__Objective__: Copy out every item below word for word, leaving out the pictures.

Items from a dataset
▬▬▬▬▬▬▬▬▬▬

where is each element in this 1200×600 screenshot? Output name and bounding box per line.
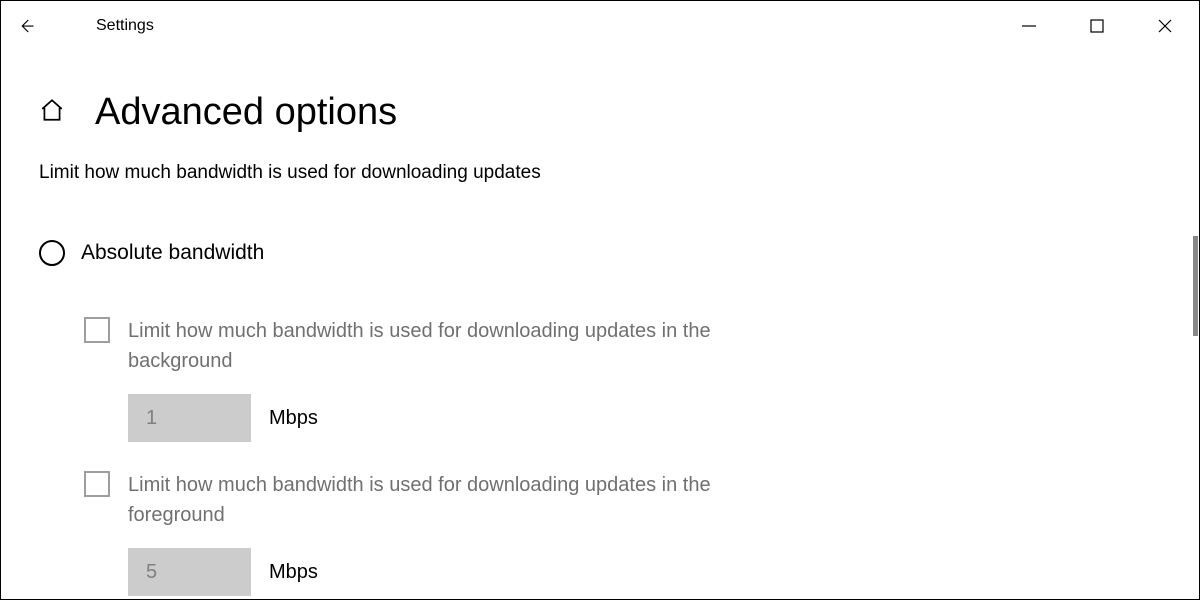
home-icon[interactable] — [39, 97, 65, 128]
minimize-icon — [1022, 19, 1036, 33]
input-row-background: Mbps — [128, 394, 1161, 442]
back-button[interactable] — [1, 1, 51, 51]
checkbox-label-foreground: Limit how much bandwidth is used for dow… — [128, 470, 808, 530]
checkbox-background-limit[interactable]: Limit how much bandwidth is used for dow… — [84, 316, 1161, 376]
checkbox-label-background: Limit how much bandwidth is used for dow… — [128, 316, 808, 376]
page-heading: Advanced options — [39, 91, 1161, 134]
scrollbar-thumb[interactable] — [1193, 236, 1198, 336]
radio-icon — [39, 240, 65, 266]
minimize-button[interactable] — [995, 1, 1063, 51]
checkbox-icon — [84, 317, 110, 343]
input-row-foreground: Mbps — [128, 548, 1161, 596]
back-arrow-icon — [17, 17, 35, 35]
sub-options: Limit how much bandwidth is used for dow… — [84, 316, 1161, 596]
maximize-button[interactable] — [1063, 1, 1131, 51]
page-title: Advanced options — [95, 91, 397, 134]
background-bandwidth-input[interactable] — [128, 394, 251, 442]
checkbox-icon — [84, 471, 110, 497]
radio-absolute-bandwidth[interactable]: Absolute bandwidth — [39, 240, 1161, 266]
close-button[interactable] — [1131, 1, 1199, 51]
unit-label-background: Mbps — [269, 407, 318, 430]
window-controls — [995, 1, 1199, 51]
window-title: Settings — [96, 17, 154, 35]
maximize-icon — [1090, 19, 1104, 33]
section-description: Limit how much bandwidth is used for dow… — [39, 162, 1161, 184]
checkbox-foreground-limit[interactable]: Limit how much bandwidth is used for dow… — [84, 470, 1161, 530]
unit-label-foreground: Mbps — [269, 561, 318, 584]
content-area: Advanced options Limit how much bandwidt… — [1, 91, 1199, 596]
foreground-bandwidth-input[interactable] — [128, 548, 251, 596]
close-icon — [1158, 19, 1172, 33]
radio-label: Absolute bandwidth — [81, 241, 264, 265]
titlebar: Settings — [1, 1, 1199, 51]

▬▬▬▬▬▬▬▬▬▬

__Task solution__:
where is each element in this 1200×600 screenshot? Output name and bounding box per line.
home-icon[interactable] — [39, 97, 65, 128]
minimize-icon — [1022, 19, 1036, 33]
input-row-background: Mbps — [128, 394, 1161, 442]
back-button[interactable] — [1, 1, 51, 51]
checkbox-label-foreground: Limit how much bandwidth is used for dow… — [128, 470, 808, 530]
checkbox-background-limit[interactable]: Limit how much bandwidth is used for dow… — [84, 316, 1161, 376]
checkbox-label-background: Limit how much bandwidth is used for dow… — [128, 316, 808, 376]
page-heading: Advanced options — [39, 91, 1161, 134]
scrollbar-thumb[interactable] — [1193, 236, 1198, 336]
radio-icon — [39, 240, 65, 266]
minimize-button[interactable] — [995, 1, 1063, 51]
checkbox-icon — [84, 317, 110, 343]
input-row-foreground: Mbps — [128, 548, 1161, 596]
back-arrow-icon — [17, 17, 35, 35]
sub-options: Limit how much bandwidth is used for dow… — [84, 316, 1161, 596]
maximize-button[interactable] — [1063, 1, 1131, 51]
page-title: Advanced options — [95, 91, 397, 134]
background-bandwidth-input[interactable] — [128, 394, 251, 442]
checkbox-icon — [84, 471, 110, 497]
radio-absolute-bandwidth[interactable]: Absolute bandwidth — [39, 240, 1161, 266]
close-button[interactable] — [1131, 1, 1199, 51]
unit-label-background: Mbps — [269, 407, 318, 430]
window-controls — [995, 1, 1199, 51]
window-title: Settings — [96, 17, 154, 35]
maximize-icon — [1090, 19, 1104, 33]
section-description: Limit how much bandwidth is used for dow… — [39, 162, 1161, 184]
checkbox-foreground-limit[interactable]: Limit how much bandwidth is used for dow… — [84, 470, 1161, 530]
unit-label-foreground: Mbps — [269, 561, 318, 584]
content-area: Advanced options Limit how much bandwidt… — [1, 91, 1199, 596]
foreground-bandwidth-input[interactable] — [128, 548, 251, 596]
close-icon — [1158, 19, 1172, 33]
radio-label: Absolute bandwidth — [81, 241, 264, 265]
titlebar: Settings — [1, 1, 1199, 51]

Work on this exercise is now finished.